## WHAT TO PRODUCE
Your job is to retype all of the data word for word, leaving every image out.

___ GIVEN INFORMATION

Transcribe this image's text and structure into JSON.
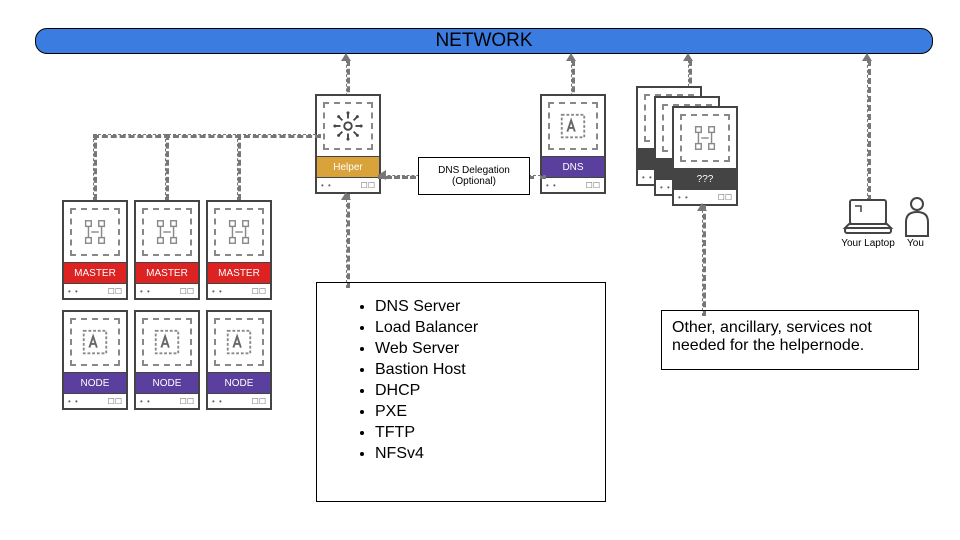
{
  "network": {
    "title": "NETWORK"
  },
  "helper": {
    "label": "Helper"
  },
  "dns": {
    "label": "DNS"
  },
  "unknown": {
    "label": "???"
  },
  "masters": {
    "label": "MASTER"
  },
  "nodes": {
    "label": "NODE"
  },
  "dns_delegation": {
    "line1": "DNS Delegation",
    "line2": "(Optional)"
  },
  "services": {
    "items": [
      "DNS Server",
      "Load Balancer",
      "Web Server",
      "Bastion Host",
      "DHCP",
      "PXE",
      "TFTP",
      "NFSv4"
    ]
  },
  "ancillary": {
    "text": "Other, ancillary, services not needed for the helpernode."
  },
  "laptop": {
    "caption": "Your Laptop"
  },
  "you": {
    "caption": "You"
  }
}
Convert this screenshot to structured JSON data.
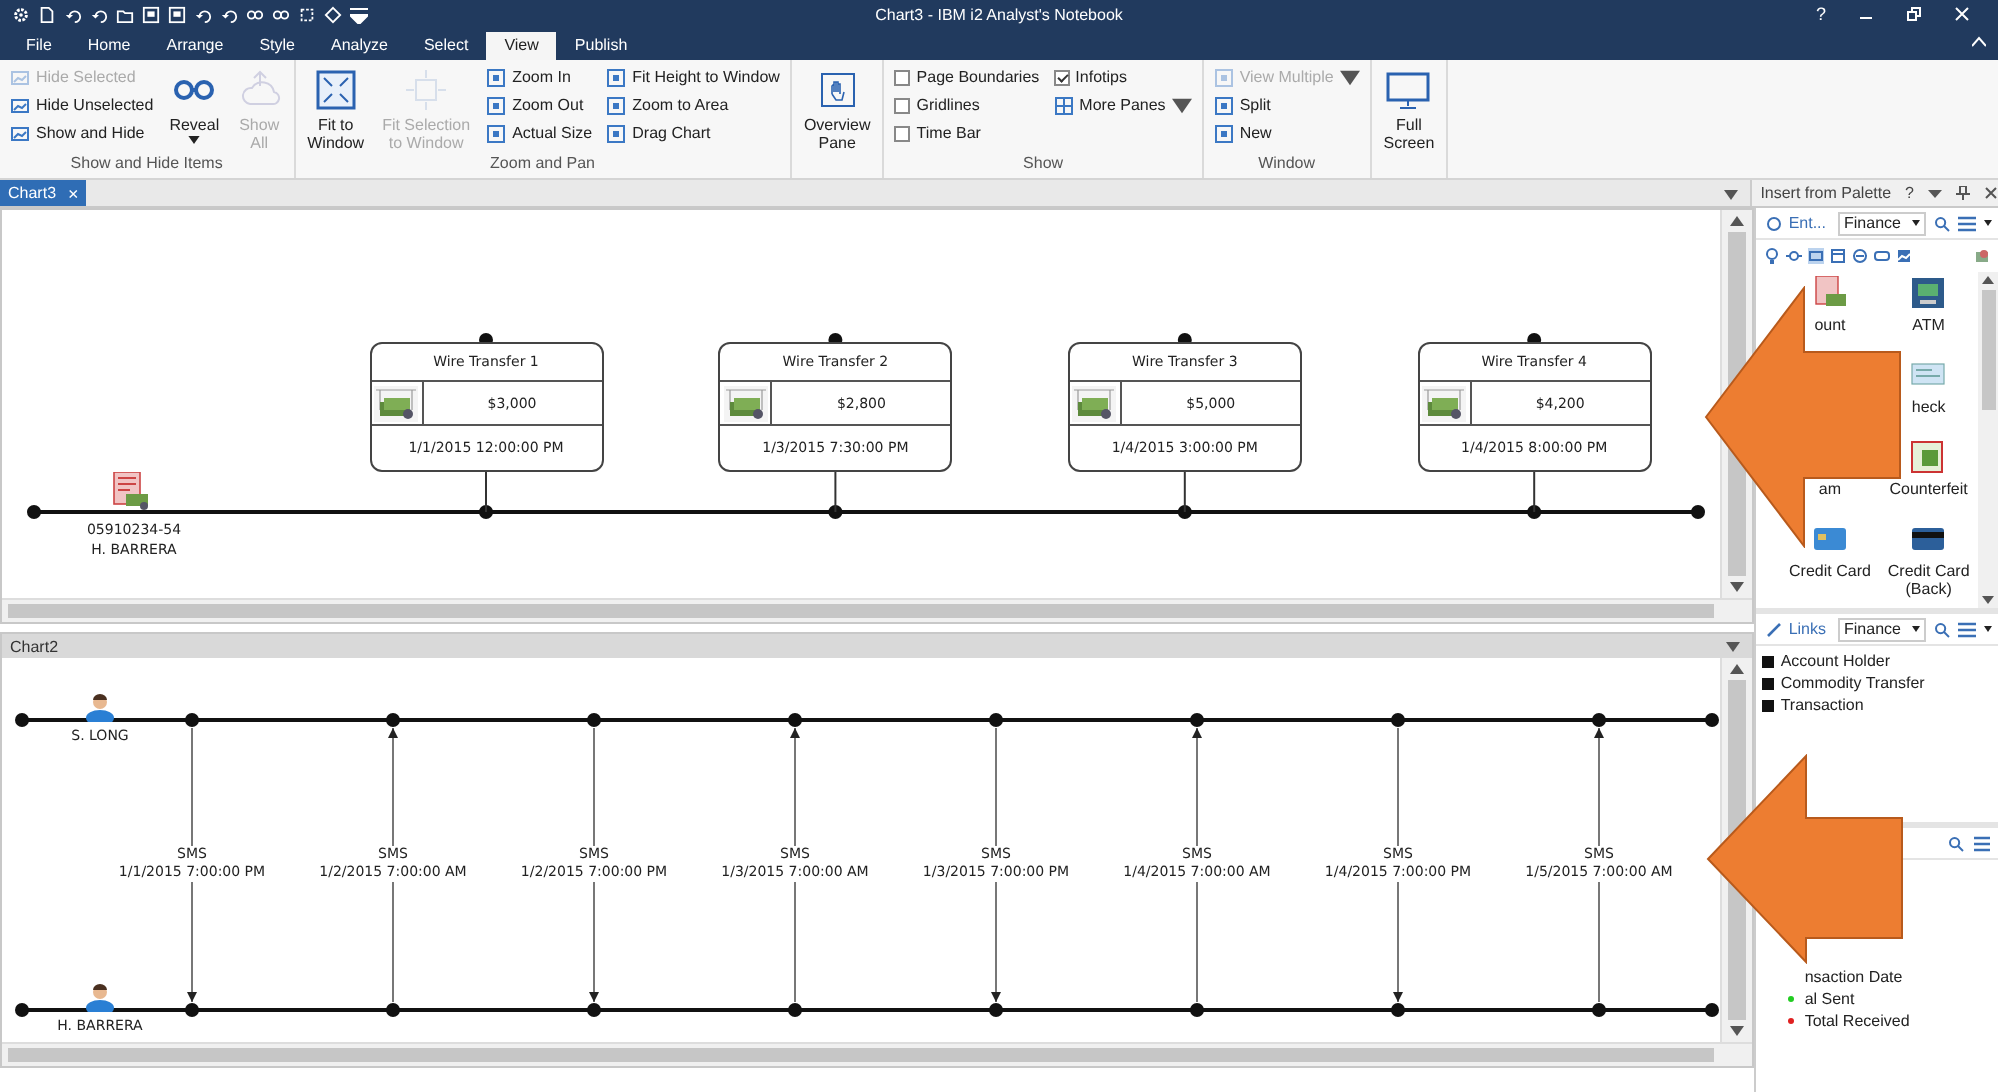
{
  "title_bar": {
    "title": "Chart3 - IBM i2 Analyst's Notebook",
    "help": "?"
  },
  "menu_tabs": [
    {
      "label": "File",
      "selected": false
    },
    {
      "label": "Home",
      "selected": false
    },
    {
      "label": "Arrange",
      "selected": false
    },
    {
      "label": "Style",
      "selected": false
    },
    {
      "label": "Analyze",
      "selected": false
    },
    {
      "label": "Select",
      "selected": false
    },
    {
      "label": "View",
      "selected": true
    },
    {
      "label": "Publish",
      "selected": false
    }
  ],
  "ribbon": {
    "groups": [
      {
        "label": "Show and Hide Items",
        "columns": [
          {
            "kind": "stack",
            "items": [
              {
                "kind": "small",
                "label": "Hide Selected",
                "disabled": true
              },
              {
                "kind": "small",
                "label": "Hide Unselected",
                "disabled": false
              },
              {
                "kind": "small",
                "label": "Show and Hide",
                "disabled": false
              }
            ]
          },
          {
            "kind": "large",
            "lines": [
              "Reveal"
            ],
            "disabled": false,
            "dropdown": true
          },
          {
            "kind": "large",
            "lines": [
              "Show",
              "All"
            ],
            "disabled": true,
            "dropdown": false
          }
        ]
      },
      {
        "label": "Zoom and Pan",
        "columns": [
          {
            "kind": "large",
            "lines": [
              "Fit to",
              "Window"
            ],
            "disabled": false,
            "dropdown": false
          },
          {
            "kind": "large",
            "lines": [
              "Fit Selection",
              "to Window"
            ],
            "disabled": true,
            "dropdown": false
          },
          {
            "kind": "stack",
            "items": [
              {
                "kind": "small",
                "label": "Zoom In",
                "disabled": false
              },
              {
                "kind": "small",
                "label": "Zoom Out",
                "disabled": false
              },
              {
                "kind": "small",
                "label": "Actual Size",
                "disabled": false
              }
            ]
          },
          {
            "kind": "stack",
            "items": [
              {
                "kind": "small",
                "label": "Fit Height to Window",
                "disabled": false
              },
              {
                "kind": "small",
                "label": "Zoom to Area",
                "disabled": false
              },
              {
                "kind": "small",
                "label": "Drag Chart",
                "disabled": false
              }
            ]
          }
        ]
      },
      {
        "columns": [
          {
            "kind": "large",
            "lines": [
              "Overview",
              "Pane"
            ],
            "disabled": false,
            "dropdown": false
          }
        ]
      },
      {
        "label": "Show",
        "columns": [
          {
            "kind": "stack",
            "items": [
              {
                "kind": "check",
                "label": "Page Boundaries",
                "checked": false
              },
              {
                "kind": "check",
                "label": "Gridlines",
                "checked": false
              },
              {
                "kind": "check",
                "label": "Time Bar",
                "checked": false
              }
            ]
          },
          {
            "kind": "stack",
            "items": [
              {
                "kind": "check",
                "label": "Infotips",
                "checked": true
              },
              {
                "kind": "small",
                "label": "More Panes",
                "disabled": false,
                "dropdown": true
              }
            ]
          }
        ]
      },
      {
        "label": "Window",
        "columns": [
          {
            "kind": "stack",
            "items": [
              {
                "kind": "small",
                "label": "View Multiple",
                "disabled": true,
                "dropdown": true
              },
              {
                "kind": "small",
                "label": "Split",
                "disabled": false
              },
              {
                "kind": "small",
                "label": "New",
                "disabled": false
              }
            ]
          }
        ]
      },
      {
        "columns": [
          {
            "kind": "large",
            "lines": [
              "Full",
              "Screen"
            ],
            "disabled": false,
            "dropdown": false
          }
        ]
      }
    ]
  },
  "doc_tabs": [
    {
      "label": "Chart3",
      "selected": true,
      "close": "×"
    }
  ],
  "chart1": {
    "entity": {
      "number": "05910234-54",
      "name": "H. BARRERA"
    },
    "events": [
      {
        "title": "Wire Transfer 1",
        "amount": "$3,000",
        "date": "1/1/2015 12:00:00 PM"
      },
      {
        "title": "Wire Transfer 2",
        "amount": "$2,800",
        "date": "1/3/2015 7:30:00 PM"
      },
      {
        "title": "Wire Transfer 3",
        "amount": "$5,000",
        "date": "1/4/2015 3:00:00 PM"
      },
      {
        "title": "Wire Transfer 4",
        "amount": "$4,200",
        "date": "1/4/2015 8:00:00 PM"
      }
    ]
  },
  "chart2": {
    "title": "Chart2",
    "top_person": "S. LONG",
    "bottom_person": "H. BARRERA",
    "links": [
      {
        "label": "SMS",
        "date": "1/1/2015 7:00:00 PM",
        "points_down": true
      },
      {
        "label": "SMS",
        "date": "1/2/2015 7:00:00 AM",
        "points_down": false
      },
      {
        "label": "SMS",
        "date": "1/2/2015 7:00:00 PM",
        "points_down": true
      },
      {
        "label": "SMS",
        "date": "1/3/2015 7:00:00 AM",
        "points_down": false
      },
      {
        "label": "SMS",
        "date": "1/3/2015 7:00:00 PM",
        "points_down": true
      },
      {
        "label": "SMS",
        "date": "1/4/2015 7:00:00 AM",
        "points_down": false
      },
      {
        "label": "SMS",
        "date": "1/4/2015 7:00:00 PM",
        "points_down": true
      },
      {
        "label": "SMS",
        "date": "1/5/2015 7:00:00 AM",
        "points_down": false
      }
    ]
  },
  "palette": {
    "title": "Insert from Palette",
    "help": "?",
    "entities": {
      "tab": "Ent...",
      "category": "Finance",
      "items": [
        {
          "kind": "item",
          "label": "ount"
        },
        {
          "kind": "item",
          "label": "ATM"
        },
        {
          "kind": "covered"
        },
        {
          "kind": "item",
          "label": "heck"
        },
        {
          "kind": "label_only",
          "label": "am"
        },
        {
          "kind": "item",
          "label": "Counterfeit"
        },
        {
          "kind": "item",
          "label": "Credit Card"
        },
        {
          "kind": "item",
          "label": "Credit Card (Back)"
        }
      ]
    },
    "links": {
      "tab": "Links",
      "category": "Finance",
      "items": [
        "Account Holder",
        "Commodity Transfer",
        "Transaction"
      ]
    },
    "attributes": {
      "items": [
        {
          "label": "nsaction Date"
        },
        {
          "label": "al Sent",
          "color": "#22cc22"
        },
        {
          "label": "Total Received",
          "color": "#e02020"
        }
      ]
    }
  },
  "overlays": [
    {
      "kind": "left_arrow"
    },
    {
      "kind": "left_arrow"
    }
  ]
}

______

## PROBLEM SOLUTION
Transcribe this image's text and structure into JSON.
{
  "network": {
    "title": "NETWORK"
  },
  "helper": {
    "label": "Helper"
  },
  "dns": {
    "label": "DNS"
  },
  "unknown": {
    "label": "???"
  },
  "masters": {
    "label": "MASTER"
  },
  "nodes": {
    "label": "NODE"
  },
  "dns_delegation": {
    "line1": "DNS Delegation",
    "line2": "(Optional)"
  },
  "services": {
    "items": [
      "DNS Server",
      "Load Balancer",
      "Web Server",
      "Bastion Host",
      "DHCP",
      "PXE",
      "TFTP",
      "NFSv4"
    ]
  },
  "ancillary": {
    "text": "Other, ancillary, services not needed for the helpernode."
  },
  "laptop": {
    "caption": "Your Laptop"
  },
  "you": {
    "caption": "You"
  }
}
Convert this screenshot to structured JSON data.
{
  "title_bar": {
    "title": "Chart3 - IBM i2 Analyst's Notebook",
    "help": "?"
  },
  "menu_tabs": [
    {
      "label": "File",
      "selected": false
    },
    {
      "label": "Home",
      "selected": false
    },
    {
      "label": "Arrange",
      "selected": false
    },
    {
      "label": "Style",
      "selected": false
    },
    {
      "label": "Analyze",
      "selected": false
    },
    {
      "label": "Select",
      "selected": false
    },
    {
      "label": "View",
      "selected": true
    },
    {
      "label": "Publish",
      "selected": false
    }
  ],
  "ribbon": {
    "groups": [
      {
        "label": "Show and Hide Items",
        "columns": [
          {
            "kind": "stack",
            "items": [
              {
                "kind": "small",
                "label": "Hide Selected",
                "disabled": true
              },
              {
                "kind": "small",
                "label": "Hide Unselected",
                "disabled": false
              },
              {
                "kind": "small",
                "label": "Show and Hide",
                "disabled": false
              }
            ]
          },
          {
            "kind": "large",
            "lines": [
              "Reveal"
            ],
            "disabled": false,
            "dropdown": true
          },
          {
            "kind": "large",
            "lines": [
              "Show",
              "All"
            ],
            "disabled": true,
            "dropdown": false
          }
        ]
      },
      {
        "label": "Zoom and Pan",
        "columns": [
          {
            "kind": "large",
            "lines": [
              "Fit to",
              "Window"
            ],
            "disabled": false,
            "dropdown": false
          },
          {
            "kind": "large",
            "lines": [
              "Fit Selection",
              "to Window"
            ],
            "disabled": true,
            "dropdown": false
          },
          {
            "kind": "stack",
            "items": [
              {
                "kind": "small",
                "label": "Zoom In",
                "disabled": false
              },
              {
                "kind": "small",
                "label": "Zoom Out",
                "disabled": false
              },
              {
                "kind": "small",
                "label": "Actual Size",
                "disabled": false
              }
            ]
          },
          {
            "kind": "stack",
            "items": [
              {
                "kind": "small",
                "label": "Fit Height to Window",
                "disabled": false
              },
              {
                "kind": "small",
                "label": "Zoom to Area",
                "disabled": false
              },
              {
                "kind": "small",
                "label": "Drag Chart",
                "disabled": false
              }
            ]
          }
        ]
      },
      {
        "columns": [
          {
            "kind": "large",
            "lines": [
              "Overview",
              "Pane"
            ],
            "disabled": false,
            "dropdown": false
          }
        ]
      },
      {
        "label": "Show",
        "columns": [
          {
            "kind": "stack",
            "items": [
              {
                "kind": "check",
                "label": "Page Boundaries",
                "checked": false
              },
              {
                "kind": "check",
                "label": "Gridlines",
                "checked": false
              },
              {
                "kind": "check",
                "label": "Time Bar",
                "checked": false
              }
            ]
          },
          {
            "kind": "stack",
            "items": [
              {
                "kind": "check",
                "label": "Infotips",
                "checked": true
              },
              {
                "kind": "small",
                "label": "More Panes",
                "disabled": false,
                "dropdown": true
              }
            ]
          }
        ]
      },
      {
        "label": "Window",
        "columns": [
          {
            "kind": "stack",
            "items": [
              {
                "kind": "small",
                "label": "View Multiple",
                "disabled": true,
                "dropdown": true
              },
              {
                "kind": "small",
                "label": "Split",
                "disabled": false
              },
              {
                "kind": "small",
                "label": "New",
                "disabled": false
              }
            ]
          }
        ]
      },
      {
        "columns": [
          {
            "kind": "large",
            "lines": [
              "Full",
              "Screen"
            ],
            "disabled": false,
            "dropdown": false
          }
        ]
      }
    ]
  },
  "doc_tabs": [
    {
      "label": "Chart3",
      "selected": true,
      "close": "×"
    }
  ],
  "chart1": {
    "entity": {
      "number": "05910234-54",
      "name": "H. BARRERA"
    },
    "events": [
      {
        "title": "Wire Transfer 1",
        "amount": "$3,000",
        "date": "1/1/2015 12:00:00 PM"
      },
      {
        "title": "Wire Transfer 2",
        "amount": "$2,800",
        "date": "1/3/2015 7:30:00 PM"
      },
      {
        "title": "Wire Transfer 3",
        "amount": "$5,000",
        "date": "1/4/2015 3:00:00 PM"
      },
      {
        "title": "Wire Transfer 4",
        "amount": "$4,200",
        "date": "1/4/2015 8:00:00 PM"
      }
    ]
  },
  "chart2": {
    "title": "Chart2",
    "top_person": "S. LONG",
    "bottom_person": "H. BARRERA",
    "links": [
      {
        "label": "SMS",
        "date": "1/1/2015 7:00:00 PM",
        "points_down": true
      },
      {
        "label": "SMS",
        "date": "1/2/2015 7:00:00 AM",
        "points_down": false
      },
      {
        "label": "SMS",
        "date": "1/2/2015 7:00:00 PM",
        "points_down": true
      },
      {
        "label": "SMS",
        "date": "1/3/2015 7:00:00 AM",
        "points_down": false
      },
      {
        "label": "SMS",
        "date": "1/3/2015 7:00:00 PM",
        "points_down": true
      },
      {
        "label": "SMS",
        "date": "1/4/2015 7:00:00 AM",
        "points_down": false
      },
      {
        "label": "SMS",
        "date": "1/4/2015 7:00:00 PM",
        "points_down": true
      },
      {
        "label": "SMS",
        "date": "1/5/2015 7:00:00 AM",
        "points_down": false
      }
    ]
  },
  "palette": {
    "title": "Insert from Palette",
    "help": "?",
    "entities": {
      "tab": "Ent...",
      "category": "Finance",
      "items": [
        {
          "kind": "item",
          "label": "ount"
        },
        {
          "kind": "item",
          "label": "ATM"
        },
        {
          "kind": "covered"
        },
        {
          "kind": "item",
          "label": "heck"
        },
        {
          "kind": "label_only",
          "label": "am"
        },
        {
          "kind": "item",
          "label": "Counterfeit"
        },
        {
          "kind": "item",
          "label": "Credit Card"
        },
        {
          "kind": "item",
          "label": "Credit Card (Back)"
        }
      ]
    },
    "links": {
      "tab": "Links",
      "category": "Finance",
      "items": [
        "Account Holder",
        "Commodity Transfer",
        "Transaction"
      ]
    },
    "attributes": {
      "items": [
        {
          "label": "nsaction Date"
        },
        {
          "label": "al Sent",
          "color": "#22cc22"
        },
        {
          "label": "Total Received",
          "color": "#e02020"
        }
      ]
    }
  },
  "overlays": [
    {
      "kind": "left_arrow"
    },
    {
      "kind": "left_arrow"
    }
  ]
}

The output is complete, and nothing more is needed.